── Material supplied ──

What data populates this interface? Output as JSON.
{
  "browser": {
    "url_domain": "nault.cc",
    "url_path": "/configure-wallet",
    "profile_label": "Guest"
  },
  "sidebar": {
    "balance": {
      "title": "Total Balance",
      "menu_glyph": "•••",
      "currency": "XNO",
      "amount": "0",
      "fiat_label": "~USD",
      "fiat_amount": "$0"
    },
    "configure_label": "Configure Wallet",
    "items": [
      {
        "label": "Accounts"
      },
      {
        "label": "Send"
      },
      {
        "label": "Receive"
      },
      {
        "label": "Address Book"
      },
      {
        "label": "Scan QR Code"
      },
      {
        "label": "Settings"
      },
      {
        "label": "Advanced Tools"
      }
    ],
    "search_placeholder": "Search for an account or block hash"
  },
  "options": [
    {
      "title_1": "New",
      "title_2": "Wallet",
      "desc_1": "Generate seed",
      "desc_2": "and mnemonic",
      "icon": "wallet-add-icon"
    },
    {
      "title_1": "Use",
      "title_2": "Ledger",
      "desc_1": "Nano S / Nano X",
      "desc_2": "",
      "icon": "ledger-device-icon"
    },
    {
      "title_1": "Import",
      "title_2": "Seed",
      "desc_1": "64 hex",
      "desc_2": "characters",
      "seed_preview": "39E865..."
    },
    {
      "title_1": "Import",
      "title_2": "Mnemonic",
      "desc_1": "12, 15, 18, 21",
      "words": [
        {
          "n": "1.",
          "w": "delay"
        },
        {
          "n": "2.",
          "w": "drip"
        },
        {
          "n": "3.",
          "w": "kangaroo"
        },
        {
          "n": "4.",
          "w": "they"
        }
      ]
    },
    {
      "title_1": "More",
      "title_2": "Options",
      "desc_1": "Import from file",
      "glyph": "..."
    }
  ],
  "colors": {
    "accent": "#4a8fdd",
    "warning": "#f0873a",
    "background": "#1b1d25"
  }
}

───

Exercise :: Repeat the data above exactly.

Task answer ::
What data populates this interface? Output as JSON.
{
  "browser": {
    "url_domain": "nault.cc",
    "url_path": "/configure-wallet",
    "profile_label": "Guest"
  },
  "sidebar": {
    "balance": {
      "title": "Total Balance",
      "menu_glyph": "•••",
      "currency": "XNO",
      "amount": "0",
      "fiat_label": "~USD",
      "fiat_amount": "$0"
    },
    "configure_label": "Configure Wallet",
    "items": [
      {
        "label": "Accounts"
      },
      {
        "label": "Send"
      },
      {
        "label": "Receive"
      },
      {
        "label": "Address Book"
      },
      {
        "label": "Scan QR Code"
      },
      {
        "label": "Settings"
      },
      {
        "label": "Advanced Tools"
      }
    ],
    "search_placeholder": "Search for an account or block hash"
  },
  "options": [
    {
      "title_1": "New",
      "title_2": "Wallet",
      "desc_1": "Generate seed",
      "desc_2": "and mnemonic",
      "icon": "wallet-add-icon"
    },
    {
      "title_1": "Use",
      "title_2": "Ledger",
      "desc_1": "Nano S / Nano X",
      "desc_2": "",
      "icon": "ledger-device-icon"
    },
    {
      "title_1": "Import",
      "title_2": "Seed",
      "desc_1": "64 hex",
      "desc_2": "characters",
      "seed_preview": "39E865..."
    },
    {
      "title_1": "Import",
      "title_2": "Mnemonic",
      "desc_1": "12, 15, 18, 21",
      "words": [
        {
          "n": "1.",
          "w": "delay"
        },
        {
          "n": "2.",
          "w": "drip"
        },
        {
          "n": "3.",
          "w": "kangaroo"
        },
        {
          "n": "4.",
          "w": "they"
        }
      ]
    },
    {
      "title_1": "More",
      "title_2": "Options",
      "desc_1": "Import from file",
      "glyph": "..."
    }
  ],
  "colors": {
    "accent": "#4a8fdd",
    "warning": "#f0873a",
    "background": "#1b1d25"
  }
}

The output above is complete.